## DATA ROWS
== == ==

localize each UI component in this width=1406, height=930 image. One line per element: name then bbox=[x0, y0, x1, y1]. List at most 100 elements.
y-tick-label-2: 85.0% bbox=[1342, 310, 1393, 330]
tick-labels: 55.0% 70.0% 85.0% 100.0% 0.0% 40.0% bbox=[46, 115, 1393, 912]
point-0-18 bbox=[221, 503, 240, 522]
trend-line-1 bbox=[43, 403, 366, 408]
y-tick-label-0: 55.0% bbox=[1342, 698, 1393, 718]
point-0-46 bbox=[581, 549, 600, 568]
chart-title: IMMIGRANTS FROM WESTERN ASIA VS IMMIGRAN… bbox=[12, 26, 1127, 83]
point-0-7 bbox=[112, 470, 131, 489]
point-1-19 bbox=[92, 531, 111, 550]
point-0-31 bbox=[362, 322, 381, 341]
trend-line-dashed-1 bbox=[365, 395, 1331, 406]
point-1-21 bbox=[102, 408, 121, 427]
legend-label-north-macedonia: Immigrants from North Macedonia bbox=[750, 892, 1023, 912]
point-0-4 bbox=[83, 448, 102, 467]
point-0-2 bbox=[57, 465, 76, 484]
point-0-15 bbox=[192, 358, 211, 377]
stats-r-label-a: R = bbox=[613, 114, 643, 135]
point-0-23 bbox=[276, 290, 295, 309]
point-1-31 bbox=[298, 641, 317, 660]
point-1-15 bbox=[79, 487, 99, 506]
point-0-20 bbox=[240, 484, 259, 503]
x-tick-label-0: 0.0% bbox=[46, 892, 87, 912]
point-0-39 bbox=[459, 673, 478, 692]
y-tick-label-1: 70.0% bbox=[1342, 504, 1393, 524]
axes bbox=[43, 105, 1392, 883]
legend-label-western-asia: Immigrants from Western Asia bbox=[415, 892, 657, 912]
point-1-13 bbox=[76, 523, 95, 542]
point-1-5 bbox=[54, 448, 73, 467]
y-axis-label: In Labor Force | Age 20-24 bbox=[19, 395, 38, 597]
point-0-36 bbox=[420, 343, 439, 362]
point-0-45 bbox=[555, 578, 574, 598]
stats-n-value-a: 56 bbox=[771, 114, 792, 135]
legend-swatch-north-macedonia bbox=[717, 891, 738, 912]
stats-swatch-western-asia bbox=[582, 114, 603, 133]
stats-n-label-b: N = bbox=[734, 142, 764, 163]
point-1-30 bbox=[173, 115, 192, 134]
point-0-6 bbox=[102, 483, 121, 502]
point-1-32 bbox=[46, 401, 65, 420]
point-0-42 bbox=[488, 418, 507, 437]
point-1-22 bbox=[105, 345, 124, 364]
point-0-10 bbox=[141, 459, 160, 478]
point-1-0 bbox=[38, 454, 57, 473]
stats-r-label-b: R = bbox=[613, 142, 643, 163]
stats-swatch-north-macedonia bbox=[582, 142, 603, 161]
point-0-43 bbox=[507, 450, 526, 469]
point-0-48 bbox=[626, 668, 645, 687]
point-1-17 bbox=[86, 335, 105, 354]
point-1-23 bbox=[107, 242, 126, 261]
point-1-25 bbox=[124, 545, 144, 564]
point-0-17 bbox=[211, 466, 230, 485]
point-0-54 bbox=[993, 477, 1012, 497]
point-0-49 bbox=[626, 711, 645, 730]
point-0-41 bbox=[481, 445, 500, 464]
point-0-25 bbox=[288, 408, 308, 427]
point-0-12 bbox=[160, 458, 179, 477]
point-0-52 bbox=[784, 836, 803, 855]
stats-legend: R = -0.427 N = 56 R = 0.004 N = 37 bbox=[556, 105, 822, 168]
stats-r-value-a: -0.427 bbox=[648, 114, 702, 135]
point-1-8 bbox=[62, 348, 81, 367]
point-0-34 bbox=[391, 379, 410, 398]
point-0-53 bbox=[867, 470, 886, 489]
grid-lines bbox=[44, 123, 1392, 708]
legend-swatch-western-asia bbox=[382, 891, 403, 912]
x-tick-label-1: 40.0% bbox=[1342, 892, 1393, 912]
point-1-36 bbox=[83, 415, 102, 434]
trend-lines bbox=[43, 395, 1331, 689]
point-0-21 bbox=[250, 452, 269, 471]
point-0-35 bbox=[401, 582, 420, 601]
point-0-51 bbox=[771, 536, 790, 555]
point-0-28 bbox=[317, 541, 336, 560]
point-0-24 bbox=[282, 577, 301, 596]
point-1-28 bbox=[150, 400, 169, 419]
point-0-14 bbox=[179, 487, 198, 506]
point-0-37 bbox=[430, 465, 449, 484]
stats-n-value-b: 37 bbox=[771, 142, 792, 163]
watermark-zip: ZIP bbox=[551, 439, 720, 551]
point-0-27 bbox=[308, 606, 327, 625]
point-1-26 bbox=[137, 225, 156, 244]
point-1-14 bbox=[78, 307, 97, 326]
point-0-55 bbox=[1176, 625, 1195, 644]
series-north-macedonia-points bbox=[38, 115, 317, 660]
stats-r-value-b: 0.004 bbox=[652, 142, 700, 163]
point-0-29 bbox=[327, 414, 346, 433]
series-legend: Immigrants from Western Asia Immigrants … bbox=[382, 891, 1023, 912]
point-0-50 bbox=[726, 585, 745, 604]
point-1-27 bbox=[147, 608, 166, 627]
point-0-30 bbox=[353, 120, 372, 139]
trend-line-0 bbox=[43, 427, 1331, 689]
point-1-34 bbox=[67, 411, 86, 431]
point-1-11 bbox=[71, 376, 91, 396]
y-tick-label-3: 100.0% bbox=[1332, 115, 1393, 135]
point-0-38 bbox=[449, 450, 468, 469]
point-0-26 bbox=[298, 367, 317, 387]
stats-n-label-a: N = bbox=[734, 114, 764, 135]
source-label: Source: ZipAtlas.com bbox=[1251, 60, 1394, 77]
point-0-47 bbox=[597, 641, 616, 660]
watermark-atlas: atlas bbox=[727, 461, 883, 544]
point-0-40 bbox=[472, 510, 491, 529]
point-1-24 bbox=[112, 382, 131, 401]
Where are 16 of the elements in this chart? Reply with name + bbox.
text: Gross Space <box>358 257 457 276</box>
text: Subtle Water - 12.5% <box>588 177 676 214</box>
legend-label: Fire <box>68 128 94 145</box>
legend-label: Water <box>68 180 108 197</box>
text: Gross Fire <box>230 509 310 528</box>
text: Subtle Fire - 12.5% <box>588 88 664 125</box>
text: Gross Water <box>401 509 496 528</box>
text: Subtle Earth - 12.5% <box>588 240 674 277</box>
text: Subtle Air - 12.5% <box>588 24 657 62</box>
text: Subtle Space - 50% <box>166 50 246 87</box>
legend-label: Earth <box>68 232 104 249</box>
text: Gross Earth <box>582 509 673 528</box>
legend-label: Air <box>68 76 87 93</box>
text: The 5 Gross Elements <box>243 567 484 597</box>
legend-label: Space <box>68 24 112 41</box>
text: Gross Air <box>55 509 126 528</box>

== == ==

## WHAT YOU SHOULD DO
Print all of the items above again, line for line and character for character, with nothing changed.

## RESULT OF THE TASK
localize each UI component in this width=1406, height=930 image. One line per element: name then bbox=[x0, y0, x1, y1]. List at most 100 elements.
y-tick-label-2: 85.0% bbox=[1342, 310, 1393, 330]
tick-labels: 55.0% 70.0% 85.0% 100.0% 0.0% 40.0% bbox=[46, 115, 1393, 912]
point-0-18 bbox=[221, 503, 240, 522]
trend-line-1 bbox=[43, 403, 366, 408]
y-tick-label-0: 55.0% bbox=[1342, 698, 1393, 718]
point-0-46 bbox=[581, 549, 600, 568]
chart-title: IMMIGRANTS FROM WESTERN ASIA VS IMMIGRAN… bbox=[12, 26, 1127, 83]
point-0-7 bbox=[112, 470, 131, 489]
point-1-19 bbox=[92, 531, 111, 550]
point-0-31 bbox=[362, 322, 381, 341]
trend-line-dashed-1 bbox=[365, 395, 1331, 406]
point-1-21 bbox=[102, 408, 121, 427]
legend-label-north-macedonia: Immigrants from North Macedonia bbox=[750, 892, 1023, 912]
point-0-4 bbox=[83, 448, 102, 467]
point-0-2 bbox=[57, 465, 76, 484]
point-0-15 bbox=[192, 358, 211, 377]
stats-r-label-a: R = bbox=[613, 114, 643, 135]
point-0-23 bbox=[276, 290, 295, 309]
point-1-31 bbox=[298, 641, 317, 660]
point-1-15 bbox=[79, 487, 99, 506]
point-0-20 bbox=[240, 484, 259, 503]
x-tick-label-0: 0.0% bbox=[46, 892, 87, 912]
point-0-39 bbox=[459, 673, 478, 692]
y-tick-label-1: 70.0% bbox=[1342, 504, 1393, 524]
axes bbox=[43, 105, 1392, 883]
legend-label-western-asia: Immigrants from Western Asia bbox=[415, 892, 657, 912]
point-1-13 bbox=[76, 523, 95, 542]
point-1-5 bbox=[54, 448, 73, 467]
y-axis-label: In Labor Force | Age 20-24 bbox=[19, 395, 38, 597]
point-0-36 bbox=[420, 343, 439, 362]
point-0-45 bbox=[555, 578, 574, 598]
stats-n-value-a: 56 bbox=[771, 114, 792, 135]
legend-swatch-north-macedonia bbox=[717, 891, 738, 912]
stats-swatch-western-asia bbox=[582, 114, 603, 133]
stats-n-label-b: N = bbox=[734, 142, 764, 163]
point-1-30 bbox=[173, 115, 192, 134]
point-0-6 bbox=[102, 483, 121, 502]
point-1-32 bbox=[46, 401, 65, 420]
point-0-42 bbox=[488, 418, 507, 437]
point-1-22 bbox=[105, 345, 124, 364]
point-0-10 bbox=[141, 459, 160, 478]
point-1-0 bbox=[38, 454, 57, 473]
stats-r-label-b: R = bbox=[613, 142, 643, 163]
stats-swatch-north-macedonia bbox=[582, 142, 603, 161]
point-0-43 bbox=[507, 450, 526, 469]
point-0-48 bbox=[626, 668, 645, 687]
point-1-17 bbox=[86, 335, 105, 354]
point-1-23 bbox=[107, 242, 126, 261]
point-1-25 bbox=[124, 545, 144, 564]
point-0-17 bbox=[211, 466, 230, 485]
point-0-54 bbox=[993, 477, 1012, 497]
point-0-49 bbox=[626, 711, 645, 730]
point-0-41 bbox=[481, 445, 500, 464]
point-0-25 bbox=[288, 408, 308, 427]
point-0-12 bbox=[160, 458, 179, 477]
point-0-52 bbox=[784, 836, 803, 855]
stats-legend: R = -0.427 N = 56 R = 0.004 N = 37 bbox=[556, 105, 822, 168]
stats-r-value-a: -0.427 bbox=[648, 114, 702, 135]
point-1-8 bbox=[62, 348, 81, 367]
point-0-34 bbox=[391, 379, 410, 398]
point-0-53 bbox=[867, 470, 886, 489]
grid-lines bbox=[44, 123, 1392, 708]
legend-swatch-western-asia bbox=[382, 891, 403, 912]
x-tick-label-1: 40.0% bbox=[1342, 892, 1393, 912]
point-1-36 bbox=[83, 415, 102, 434]
trend-lines bbox=[43, 395, 1331, 689]
point-0-21 bbox=[250, 452, 269, 471]
point-0-35 bbox=[401, 582, 420, 601]
point-0-51 bbox=[771, 536, 790, 555]
point-0-28 bbox=[317, 541, 336, 560]
point-0-24 bbox=[282, 577, 301, 596]
point-1-28 bbox=[150, 400, 169, 419]
point-0-14 bbox=[179, 487, 198, 506]
point-0-37 bbox=[430, 465, 449, 484]
stats-n-value-b: 37 bbox=[771, 142, 792, 163]
watermark-zip: ZIP bbox=[551, 439, 720, 551]
point-0-27 bbox=[308, 606, 327, 625]
point-1-26 bbox=[137, 225, 156, 244]
point-1-14 bbox=[78, 307, 97, 326]
point-0-55 bbox=[1176, 625, 1195, 644]
series-north-macedonia-points bbox=[38, 115, 317, 660]
stats-r-value-b: 0.004 bbox=[652, 142, 700, 163]
point-0-29 bbox=[327, 414, 346, 433]
series-legend: Immigrants from Western Asia Immigrants … bbox=[382, 891, 1023, 912]
point-0-50 bbox=[726, 585, 745, 604]
point-1-27 bbox=[147, 608, 166, 627]
point-0-30 bbox=[353, 120, 372, 139]
trend-line-0 bbox=[43, 427, 1331, 689]
point-1-34 bbox=[67, 411, 86, 431]
point-1-11 bbox=[71, 376, 91, 396]
y-tick-label-3: 100.0% bbox=[1332, 115, 1393, 135]
point-0-38 bbox=[449, 450, 468, 469]
point-0-26 bbox=[298, 367, 317, 387]
stats-n-label-a: N = bbox=[734, 114, 764, 135]
source-label: Source: ZipAtlas.com bbox=[1251, 60, 1394, 77]
point-0-47 bbox=[597, 641, 616, 660]
watermark-atlas: atlas bbox=[727, 461, 883, 544]
point-0-40 bbox=[472, 510, 491, 529]
point-1-24 bbox=[112, 382, 131, 401]
Where are 16 of the elements in this chart? Reply with name + bbox.
text: Gross Space <box>358 257 457 276</box>
text: Subtle Water - 12.5% <box>588 177 676 214</box>
legend-label: Fire <box>68 128 94 145</box>
legend-label: Water <box>68 180 108 197</box>
text: Gross Fire <box>230 509 310 528</box>
text: Subtle Fire - 12.5% <box>588 88 664 125</box>
text: Gross Water <box>401 509 496 528</box>
text: Subtle Earth - 12.5% <box>588 240 674 277</box>
text: Subtle Air - 12.5% <box>588 24 657 62</box>
text: Subtle Space - 50% <box>166 50 246 87</box>
legend-label: Earth <box>68 232 104 249</box>
text: Gross Earth <box>582 509 673 528</box>
legend-label: Air <box>68 76 87 93</box>
text: The 5 Gross Elements <box>243 567 484 597</box>
legend-label: Space <box>68 24 112 41</box>
text: Gross Air <box>55 509 126 528</box>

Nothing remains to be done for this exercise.